The problem | Repeat exactly each line of the data provided below.

Supplied records |
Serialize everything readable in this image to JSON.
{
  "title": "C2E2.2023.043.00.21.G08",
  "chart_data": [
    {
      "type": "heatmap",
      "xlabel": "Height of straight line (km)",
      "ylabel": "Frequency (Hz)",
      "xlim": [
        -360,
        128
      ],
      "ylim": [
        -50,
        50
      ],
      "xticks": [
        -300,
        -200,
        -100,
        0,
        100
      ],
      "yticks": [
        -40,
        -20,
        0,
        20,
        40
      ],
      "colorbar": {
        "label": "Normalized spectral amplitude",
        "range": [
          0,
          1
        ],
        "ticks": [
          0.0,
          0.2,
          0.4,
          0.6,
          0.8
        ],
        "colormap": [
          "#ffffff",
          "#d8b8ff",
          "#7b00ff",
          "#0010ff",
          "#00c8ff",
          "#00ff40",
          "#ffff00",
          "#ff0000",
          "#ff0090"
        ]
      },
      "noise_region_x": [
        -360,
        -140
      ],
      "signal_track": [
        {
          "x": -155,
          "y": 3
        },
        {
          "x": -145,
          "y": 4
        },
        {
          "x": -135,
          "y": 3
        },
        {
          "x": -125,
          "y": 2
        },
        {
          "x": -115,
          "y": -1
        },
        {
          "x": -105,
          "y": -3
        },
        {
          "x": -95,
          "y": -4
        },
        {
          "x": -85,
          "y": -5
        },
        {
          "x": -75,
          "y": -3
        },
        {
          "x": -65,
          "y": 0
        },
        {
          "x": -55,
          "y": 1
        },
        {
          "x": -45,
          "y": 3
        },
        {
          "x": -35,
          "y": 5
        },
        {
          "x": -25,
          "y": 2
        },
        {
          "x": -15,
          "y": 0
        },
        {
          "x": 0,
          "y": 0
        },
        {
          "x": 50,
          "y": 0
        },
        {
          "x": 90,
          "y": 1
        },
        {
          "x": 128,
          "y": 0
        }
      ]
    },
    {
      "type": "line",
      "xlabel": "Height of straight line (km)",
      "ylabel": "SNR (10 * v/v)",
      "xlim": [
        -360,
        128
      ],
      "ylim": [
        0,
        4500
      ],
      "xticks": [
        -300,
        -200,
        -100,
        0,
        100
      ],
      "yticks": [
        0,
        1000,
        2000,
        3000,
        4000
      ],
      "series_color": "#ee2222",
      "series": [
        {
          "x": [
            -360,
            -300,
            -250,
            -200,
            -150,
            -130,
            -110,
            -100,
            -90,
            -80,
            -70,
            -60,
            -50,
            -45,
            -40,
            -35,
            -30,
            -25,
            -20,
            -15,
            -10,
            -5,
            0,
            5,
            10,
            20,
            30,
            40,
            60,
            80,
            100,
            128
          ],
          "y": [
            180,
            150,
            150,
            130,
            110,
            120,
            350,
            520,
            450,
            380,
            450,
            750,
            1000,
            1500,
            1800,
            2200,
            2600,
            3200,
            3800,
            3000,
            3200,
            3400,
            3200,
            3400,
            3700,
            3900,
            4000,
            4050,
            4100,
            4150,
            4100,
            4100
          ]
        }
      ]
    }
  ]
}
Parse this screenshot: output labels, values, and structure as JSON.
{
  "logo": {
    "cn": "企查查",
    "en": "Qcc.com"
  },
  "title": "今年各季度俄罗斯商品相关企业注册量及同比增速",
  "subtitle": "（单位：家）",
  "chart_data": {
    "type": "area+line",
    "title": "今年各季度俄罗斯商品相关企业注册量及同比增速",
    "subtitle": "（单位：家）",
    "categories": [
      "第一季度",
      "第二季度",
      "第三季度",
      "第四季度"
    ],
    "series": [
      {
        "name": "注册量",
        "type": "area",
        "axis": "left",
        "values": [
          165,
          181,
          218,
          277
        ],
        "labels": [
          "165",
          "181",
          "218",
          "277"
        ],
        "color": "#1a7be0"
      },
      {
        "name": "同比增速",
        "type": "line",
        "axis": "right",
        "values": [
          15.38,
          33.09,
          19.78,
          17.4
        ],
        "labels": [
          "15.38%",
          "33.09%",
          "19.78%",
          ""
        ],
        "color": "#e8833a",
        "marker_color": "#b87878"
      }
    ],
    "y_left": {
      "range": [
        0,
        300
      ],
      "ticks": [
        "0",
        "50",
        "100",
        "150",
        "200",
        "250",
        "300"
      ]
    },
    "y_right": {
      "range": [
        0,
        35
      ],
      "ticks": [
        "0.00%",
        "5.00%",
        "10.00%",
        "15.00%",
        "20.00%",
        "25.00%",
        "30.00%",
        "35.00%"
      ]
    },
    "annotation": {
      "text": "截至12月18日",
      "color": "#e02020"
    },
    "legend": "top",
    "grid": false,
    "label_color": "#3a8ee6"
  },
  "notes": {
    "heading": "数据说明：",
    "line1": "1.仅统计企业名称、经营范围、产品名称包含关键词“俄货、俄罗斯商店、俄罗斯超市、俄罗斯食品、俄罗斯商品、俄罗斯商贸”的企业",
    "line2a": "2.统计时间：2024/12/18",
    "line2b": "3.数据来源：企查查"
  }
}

Full solution |
Serialize everything readable in this image to JSON.
{
  "title": "C2E2.2023.043.00.21.G08",
  "chart_data": [
    {
      "type": "heatmap",
      "xlabel": "Height of straight line (km)",
      "ylabel": "Frequency (Hz)",
      "xlim": [
        -360,
        128
      ],
      "ylim": [
        -50,
        50
      ],
      "xticks": [
        -300,
        -200,
        -100,
        0,
        100
      ],
      "yticks": [
        -40,
        -20,
        0,
        20,
        40
      ],
      "colorbar": {
        "label": "Normalized spectral amplitude",
        "range": [
          0,
          1
        ],
        "ticks": [
          0.0,
          0.2,
          0.4,
          0.6,
          0.8
        ],
        "colormap": [
          "#ffffff",
          "#d8b8ff",
          "#7b00ff",
          "#0010ff",
          "#00c8ff",
          "#00ff40",
          "#ffff00",
          "#ff0000",
          "#ff0090"
        ]
      },
      "noise_region_x": [
        -360,
        -140
      ],
      "signal_track": [
        {
          "x": -155,
          "y": 3
        },
        {
          "x": -145,
          "y": 4
        },
        {
          "x": -135,
          "y": 3
        },
        {
          "x": -125,
          "y": 2
        },
        {
          "x": -115,
          "y": -1
        },
        {
          "x": -105,
          "y": -3
        },
        {
          "x": -95,
          "y": -4
        },
        {
          "x": -85,
          "y": -5
        },
        {
          "x": -75,
          "y": -3
        },
        {
          "x": -65,
          "y": 0
        },
        {
          "x": -55,
          "y": 1
        },
        {
          "x": -45,
          "y": 3
        },
        {
          "x": -35,
          "y": 5
        },
        {
          "x": -25,
          "y": 2
        },
        {
          "x": -15,
          "y": 0
        },
        {
          "x": 0,
          "y": 0
        },
        {
          "x": 50,
          "y": 0
        },
        {
          "x": 90,
          "y": 1
        },
        {
          "x": 128,
          "y": 0
        }
      ]
    },
    {
      "type": "line",
      "xlabel": "Height of straight line (km)",
      "ylabel": "SNR (10 * v/v)",
      "xlim": [
        -360,
        128
      ],
      "ylim": [
        0,
        4500
      ],
      "xticks": [
        -300,
        -200,
        -100,
        0,
        100
      ],
      "yticks": [
        0,
        1000,
        2000,
        3000,
        4000
      ],
      "series_color": "#ee2222",
      "series": [
        {
          "x": [
            -360,
            -300,
            -250,
            -200,
            -150,
            -130,
            -110,
            -100,
            -90,
            -80,
            -70,
            -60,
            -50,
            -45,
            -40,
            -35,
            -30,
            -25,
            -20,
            -15,
            -10,
            -5,
            0,
            5,
            10,
            20,
            30,
            40,
            60,
            80,
            100,
            128
          ],
          "y": [
            180,
            150,
            150,
            130,
            110,
            120,
            350,
            520,
            450,
            380,
            450,
            750,
            1000,
            1500,
            1800,
            2200,
            2600,
            3200,
            3800,
            3000,
            3200,
            3400,
            3200,
            3400,
            3700,
            3900,
            4000,
            4050,
            4100,
            4150,
            4100,
            4100
          ]
        }
      ]
    }
  ]
}
Parse this screenshot: output labels, values, and structure as JSON.
{
  "logo": {
    "cn": "企查查",
    "en": "Qcc.com"
  },
  "title": "今年各季度俄罗斯商品相关企业注册量及同比增速",
  "subtitle": "（单位：家）",
  "chart_data": {
    "type": "area+line",
    "title": "今年各季度俄罗斯商品相关企业注册量及同比增速",
    "subtitle": "（单位：家）",
    "categories": [
      "第一季度",
      "第二季度",
      "第三季度",
      "第四季度"
    ],
    "series": [
      {
        "name": "注册量",
        "type": "area",
        "axis": "left",
        "values": [
          165,
          181,
          218,
          277
        ],
        "labels": [
          "165",
          "181",
          "218",
          "277"
        ],
        "color": "#1a7be0"
      },
      {
        "name": "同比增速",
        "type": "line",
        "axis": "right",
        "values": [
          15.38,
          33.09,
          19.78,
          17.4
        ],
        "labels": [
          "15.38%",
          "33.09%",
          "19.78%",
          ""
        ],
        "color": "#e8833a",
        "marker_color": "#b87878"
      }
    ],
    "y_left": {
      "range": [
        0,
        300
      ],
      "ticks": [
        "0",
        "50",
        "100",
        "150",
        "200",
        "250",
        "300"
      ]
    },
    "y_right": {
      "range": [
        0,
        35
      ],
      "ticks": [
        "0.00%",
        "5.00%",
        "10.00%",
        "15.00%",
        "20.00%",
        "25.00%",
        "30.00%",
        "35.00%"
      ]
    },
    "annotation": {
      "text": "截至12月18日",
      "color": "#e02020"
    },
    "legend": "top",
    "grid": false,
    "label_color": "#3a8ee6"
  },
  "notes": {
    "heading": "数据说明：",
    "line1": "1.仅统计企业名称、经营范围、产品名称包含关键词“俄货、俄罗斯商店、俄罗斯超市、俄罗斯食品、俄罗斯商品、俄罗斯商贸”的企业",
    "line2a": "2.统计时间：2024/12/18",
    "line2b": "3.数据来源：企查查"
  }
}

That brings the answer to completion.